Given request: Set the listing down unchanged, minus every embedded image.
-- START OF Dataset records --
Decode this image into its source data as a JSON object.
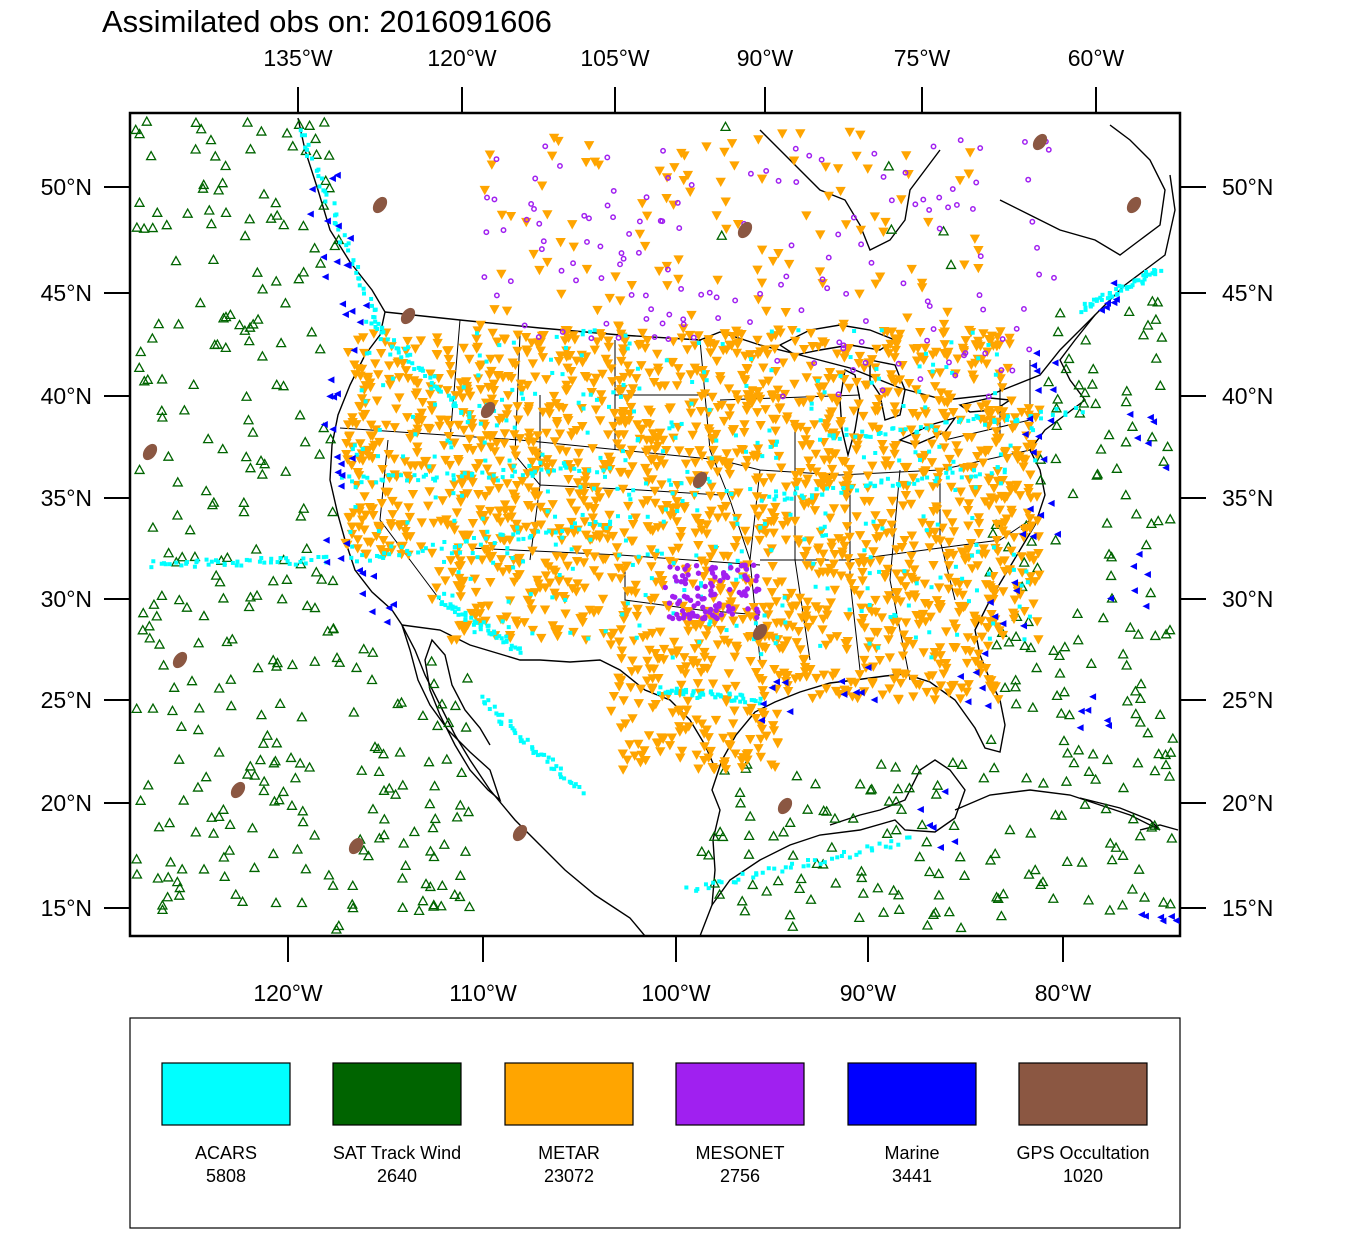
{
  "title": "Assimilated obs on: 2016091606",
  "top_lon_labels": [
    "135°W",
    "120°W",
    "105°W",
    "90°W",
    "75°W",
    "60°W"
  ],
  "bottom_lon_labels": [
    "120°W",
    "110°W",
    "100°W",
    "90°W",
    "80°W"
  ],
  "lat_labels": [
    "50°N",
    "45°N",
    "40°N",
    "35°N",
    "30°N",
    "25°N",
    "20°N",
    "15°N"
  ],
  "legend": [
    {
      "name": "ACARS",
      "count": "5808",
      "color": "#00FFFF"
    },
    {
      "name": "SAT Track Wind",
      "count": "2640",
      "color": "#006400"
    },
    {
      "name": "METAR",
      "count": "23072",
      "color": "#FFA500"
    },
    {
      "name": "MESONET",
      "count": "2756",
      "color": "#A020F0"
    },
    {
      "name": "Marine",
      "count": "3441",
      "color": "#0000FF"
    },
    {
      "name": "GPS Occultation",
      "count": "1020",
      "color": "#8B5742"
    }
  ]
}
-- END OF Dataset records --
In response:
Decode this image into its source data as a JSON object.
{
  "title": "Assimilated obs on: 2016091606",
  "top_lon_labels": [
    "135°W",
    "120°W",
    "105°W",
    "90°W",
    "75°W",
    "60°W"
  ],
  "bottom_lon_labels": [
    "120°W",
    "110°W",
    "100°W",
    "90°W",
    "80°W"
  ],
  "lat_labels": [
    "50°N",
    "45°N",
    "40°N",
    "35°N",
    "30°N",
    "25°N",
    "20°N",
    "15°N"
  ],
  "legend": [
    {
      "name": "ACARS",
      "count": "5808",
      "color": "#00FFFF"
    },
    {
      "name": "SAT Track Wind",
      "count": "2640",
      "color": "#006400"
    },
    {
      "name": "METAR",
      "count": "23072",
      "color": "#FFA500"
    },
    {
      "name": "MESONET",
      "count": "2756",
      "color": "#A020F0"
    },
    {
      "name": "Marine",
      "count": "3441",
      "color": "#0000FF"
    },
    {
      "name": "GPS Occultation",
      "count": "1020",
      "color": "#8B5742"
    }
  ]
}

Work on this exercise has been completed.